Challenge — Scan the records below for lines with the word "mysql", then state how many you find and nothing else.

Entries —

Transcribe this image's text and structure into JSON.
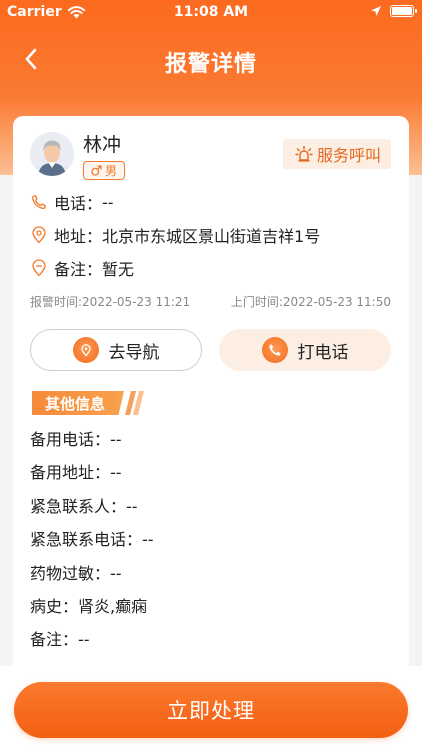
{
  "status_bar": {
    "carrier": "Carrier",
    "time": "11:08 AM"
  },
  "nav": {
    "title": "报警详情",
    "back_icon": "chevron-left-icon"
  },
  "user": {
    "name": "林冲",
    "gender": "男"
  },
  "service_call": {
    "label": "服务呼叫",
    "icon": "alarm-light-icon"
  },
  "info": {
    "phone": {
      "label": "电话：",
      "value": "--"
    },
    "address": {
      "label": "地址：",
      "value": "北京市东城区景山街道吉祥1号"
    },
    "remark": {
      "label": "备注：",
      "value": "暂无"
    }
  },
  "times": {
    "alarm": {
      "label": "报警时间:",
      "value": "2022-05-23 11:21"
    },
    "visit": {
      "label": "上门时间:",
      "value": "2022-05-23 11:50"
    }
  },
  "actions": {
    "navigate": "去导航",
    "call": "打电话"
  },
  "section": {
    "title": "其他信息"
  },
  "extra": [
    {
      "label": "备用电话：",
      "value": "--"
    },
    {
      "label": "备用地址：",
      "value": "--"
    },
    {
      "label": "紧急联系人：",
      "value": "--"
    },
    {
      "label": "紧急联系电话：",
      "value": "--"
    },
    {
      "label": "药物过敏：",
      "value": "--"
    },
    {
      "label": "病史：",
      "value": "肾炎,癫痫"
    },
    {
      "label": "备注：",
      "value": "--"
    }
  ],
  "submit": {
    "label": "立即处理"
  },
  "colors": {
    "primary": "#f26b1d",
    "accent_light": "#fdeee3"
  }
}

==

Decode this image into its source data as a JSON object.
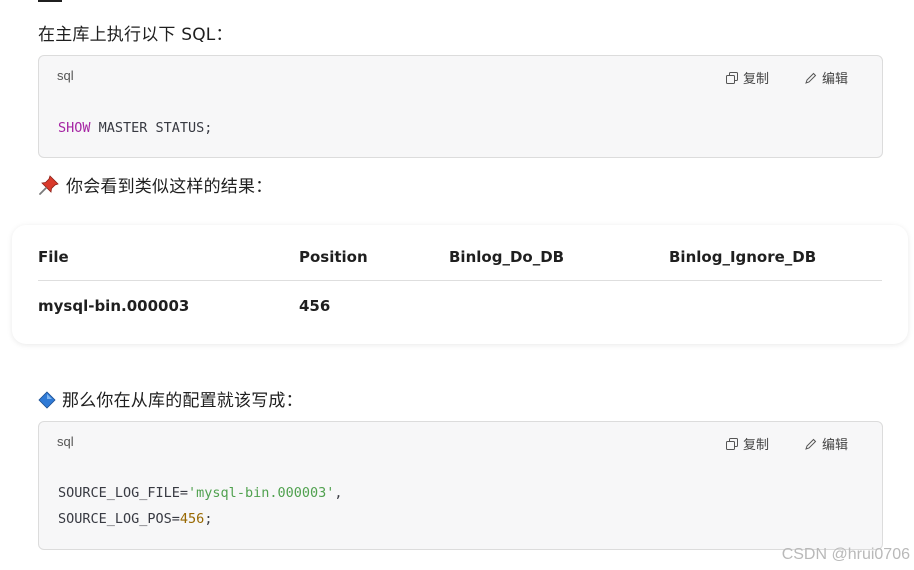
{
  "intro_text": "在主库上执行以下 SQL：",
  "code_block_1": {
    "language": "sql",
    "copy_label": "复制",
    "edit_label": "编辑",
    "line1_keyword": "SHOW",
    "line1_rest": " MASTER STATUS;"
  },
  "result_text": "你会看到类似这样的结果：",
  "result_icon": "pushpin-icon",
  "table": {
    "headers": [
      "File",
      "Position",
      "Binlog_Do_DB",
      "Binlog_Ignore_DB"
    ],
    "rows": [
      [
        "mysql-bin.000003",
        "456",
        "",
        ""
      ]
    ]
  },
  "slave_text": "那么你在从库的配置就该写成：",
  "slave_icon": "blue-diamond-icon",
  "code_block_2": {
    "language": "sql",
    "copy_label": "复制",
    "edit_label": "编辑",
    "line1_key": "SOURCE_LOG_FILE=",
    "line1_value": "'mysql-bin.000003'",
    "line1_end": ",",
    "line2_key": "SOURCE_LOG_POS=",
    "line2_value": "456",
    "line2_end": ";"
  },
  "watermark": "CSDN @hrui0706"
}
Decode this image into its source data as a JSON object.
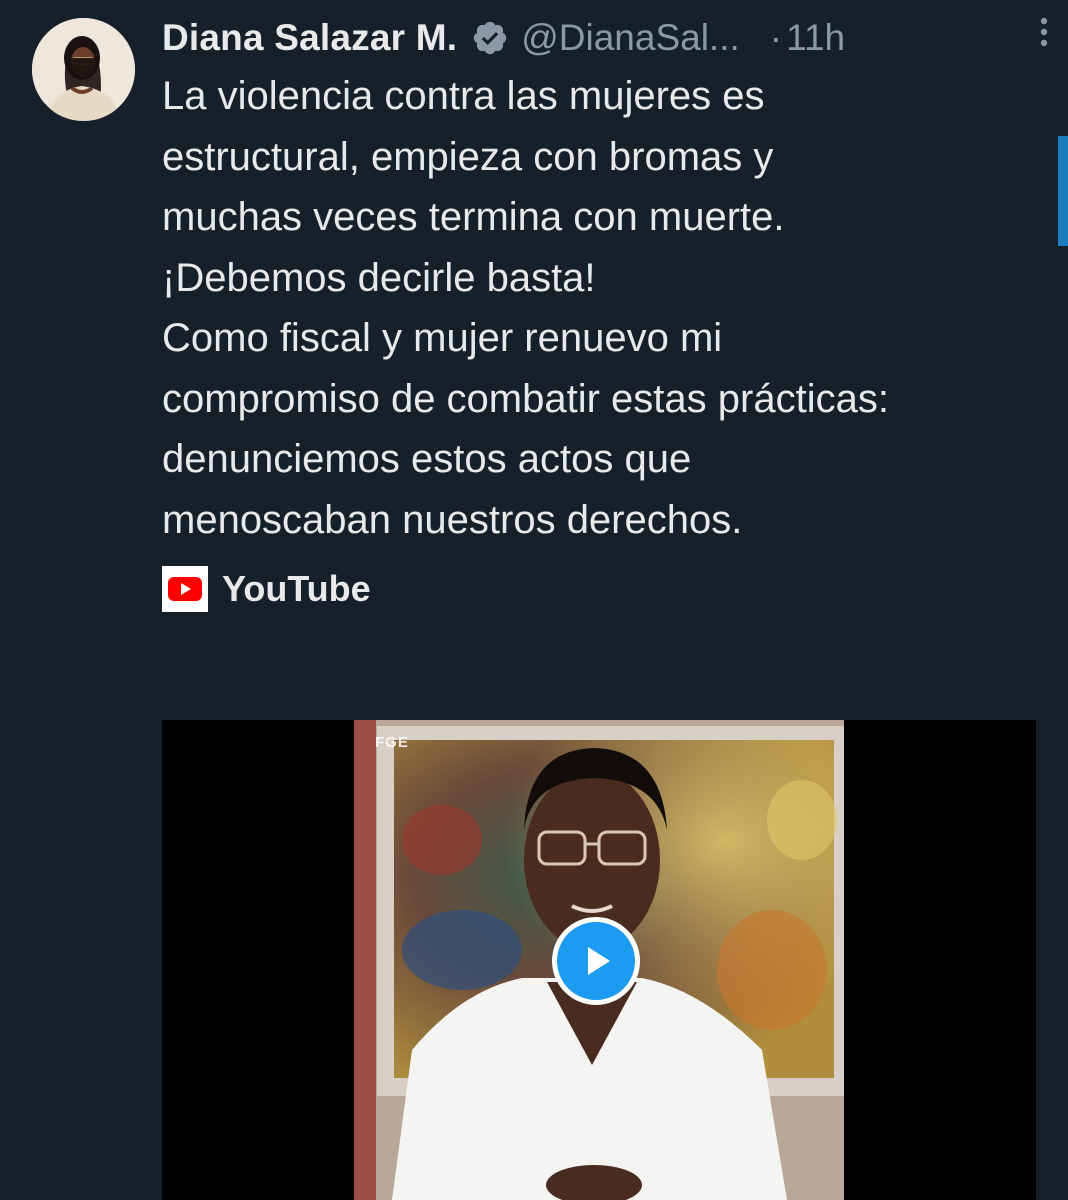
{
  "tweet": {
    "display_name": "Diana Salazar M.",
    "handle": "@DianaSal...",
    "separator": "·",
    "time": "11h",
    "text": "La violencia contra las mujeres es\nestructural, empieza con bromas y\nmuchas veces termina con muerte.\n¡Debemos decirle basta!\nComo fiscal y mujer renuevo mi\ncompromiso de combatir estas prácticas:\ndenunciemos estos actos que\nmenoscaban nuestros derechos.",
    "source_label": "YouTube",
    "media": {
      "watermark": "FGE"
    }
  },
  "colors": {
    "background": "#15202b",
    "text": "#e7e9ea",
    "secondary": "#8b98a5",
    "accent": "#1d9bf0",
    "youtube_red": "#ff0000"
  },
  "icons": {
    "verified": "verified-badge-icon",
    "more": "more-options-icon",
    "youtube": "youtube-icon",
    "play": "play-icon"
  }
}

Written reply — 2